Records from a collection:
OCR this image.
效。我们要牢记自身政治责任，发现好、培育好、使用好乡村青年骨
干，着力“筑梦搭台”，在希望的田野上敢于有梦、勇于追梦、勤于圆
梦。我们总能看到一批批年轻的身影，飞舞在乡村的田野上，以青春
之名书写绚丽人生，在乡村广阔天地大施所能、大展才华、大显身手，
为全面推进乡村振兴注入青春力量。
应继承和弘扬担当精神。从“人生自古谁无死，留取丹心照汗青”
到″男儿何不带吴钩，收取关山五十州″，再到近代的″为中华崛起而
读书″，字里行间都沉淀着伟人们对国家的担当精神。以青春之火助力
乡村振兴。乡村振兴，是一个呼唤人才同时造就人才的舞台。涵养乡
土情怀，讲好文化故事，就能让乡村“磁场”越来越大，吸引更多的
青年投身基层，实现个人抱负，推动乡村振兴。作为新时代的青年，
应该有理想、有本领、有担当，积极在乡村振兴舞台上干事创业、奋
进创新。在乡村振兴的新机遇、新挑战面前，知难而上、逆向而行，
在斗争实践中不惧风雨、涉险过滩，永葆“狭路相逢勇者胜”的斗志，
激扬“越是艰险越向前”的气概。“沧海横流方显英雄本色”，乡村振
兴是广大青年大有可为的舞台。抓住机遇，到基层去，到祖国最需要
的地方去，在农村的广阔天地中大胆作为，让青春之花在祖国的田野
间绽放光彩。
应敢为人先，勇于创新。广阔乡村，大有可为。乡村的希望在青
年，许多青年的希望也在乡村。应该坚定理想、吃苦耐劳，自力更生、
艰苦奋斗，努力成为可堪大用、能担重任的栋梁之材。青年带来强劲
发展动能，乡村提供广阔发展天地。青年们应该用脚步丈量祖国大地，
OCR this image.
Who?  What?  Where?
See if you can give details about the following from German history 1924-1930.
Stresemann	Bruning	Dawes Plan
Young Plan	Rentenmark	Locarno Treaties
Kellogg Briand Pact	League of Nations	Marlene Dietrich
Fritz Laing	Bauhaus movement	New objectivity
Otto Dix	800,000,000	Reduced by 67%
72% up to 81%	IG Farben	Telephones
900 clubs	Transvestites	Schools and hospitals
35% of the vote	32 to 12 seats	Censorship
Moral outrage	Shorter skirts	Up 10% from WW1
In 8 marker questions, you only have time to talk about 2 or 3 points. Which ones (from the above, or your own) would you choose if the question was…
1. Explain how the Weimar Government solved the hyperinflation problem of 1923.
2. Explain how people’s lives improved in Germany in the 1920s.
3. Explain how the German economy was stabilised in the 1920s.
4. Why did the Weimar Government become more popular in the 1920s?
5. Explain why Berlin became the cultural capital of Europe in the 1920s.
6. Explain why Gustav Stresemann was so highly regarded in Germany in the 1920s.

● **What is needed**: Return the material in full, exactly as shown.

● **Result of the exercise**:
OCR this image.
效。我们要牢记自身政治责任，发现好、培育好、使用好乡村青年骨
干，着力“筑梦搭台”，在希望的田野上敢于有梦、勇于追梦、勤于圆
梦。我们总能看到一批批年轻的身影，飞舞在乡村的田野上，以青春
之名书写绚丽人生，在乡村广阔天地大施所能、大展才华、大显身手，
为全面推进乡村振兴注入青春力量。
应继承和弘扬担当精神。从“人生自古谁无死，留取丹心照汗青”
到″男儿何不带吴钩，收取关山五十州″，再到近代的″为中华崛起而
读书″，字里行间都沉淀着伟人们对国家的担当精神。以青春之火助力
乡村振兴。乡村振兴，是一个呼唤人才同时造就人才的舞台。涵养乡
土情怀，讲好文化故事，就能让乡村“磁场”越来越大，吸引更多的
青年投身基层，实现个人抱负，推动乡村振兴。作为新时代的青年，
应该有理想、有本领、有担当，积极在乡村振兴舞台上干事创业、奋
进创新。在乡村振兴的新机遇、新挑战面前，知难而上、逆向而行，
在斗争实践中不惧风雨、涉险过滩，永葆“狭路相逢勇者胜”的斗志，
激扬“越是艰险越向前”的气概。“沧海横流方显英雄本色”，乡村振
兴是广大青年大有可为的舞台。抓住机遇，到基层去，到祖国最需要
的地方去，在农村的广阔天地中大胆作为，让青春之花在祖国的田野
间绽放光彩。
应敢为人先，勇于创新。广阔乡村，大有可为。乡村的希望在青
年，许多青年的希望也在乡村。应该坚定理想、吃苦耐劳，自力更生、
艰苦奋斗，努力成为可堪大用、能担重任的栋梁之材。青年带来强劲
发展动能，乡村提供广阔发展天地。青年们应该用脚步丈量祖国大地，
OCR this image.
Who?  What?  Where?
See if you can give details about the following from German history 1924-1930.
Stresemann	Bruning	Dawes Plan
Young Plan	Rentenmark	Locarno Treaties
Kellogg Briand Pact	League of Nations	Marlene Dietrich
Fritz Laing	Bauhaus movement	New objectivity
Otto Dix	800,000,000	Reduced by 67%
72% up to 81%	IG Farben	Telephones
900 clubs	Transvestites	Schools and hospitals
35% of the vote	32 to 12 seats	Censorship
Moral outrage	Shorter skirts	Up 10% from WW1
In 8 marker questions, you only have time to talk about 2 or 3 points. Which ones (from the above, or your own) would you choose if the question was…
1. Explain how the Weimar Government solved the hyperinflation problem of 1923.
2. Explain how people’s lives improved in Germany in the 1920s.
3. Explain how the German economy was stabilised in the 1920s.
4. Why did the Weimar Government become more popular in the 1920s?
5. Explain why Berlin became the cultural capital of Europe in the 1920s.
6. Explain why Gustav Stresemann was so highly regarded in Germany in the 1920s.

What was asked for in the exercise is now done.